____ Raw records
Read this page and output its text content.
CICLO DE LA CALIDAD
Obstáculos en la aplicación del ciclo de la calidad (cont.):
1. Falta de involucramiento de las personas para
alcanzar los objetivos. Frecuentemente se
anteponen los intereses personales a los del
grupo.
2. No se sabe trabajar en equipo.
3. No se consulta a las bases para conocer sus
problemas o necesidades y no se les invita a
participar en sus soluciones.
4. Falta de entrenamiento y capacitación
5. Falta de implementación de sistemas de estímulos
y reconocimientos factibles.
________
■ Set problem: Find the lines above that contain the word "Falta" and collect them.

■ Right answer:
1. Falta de involucramiento de las personas para
4. Falta de entrenamiento y capacitación
5. Falta de implementación de sistemas de estímulos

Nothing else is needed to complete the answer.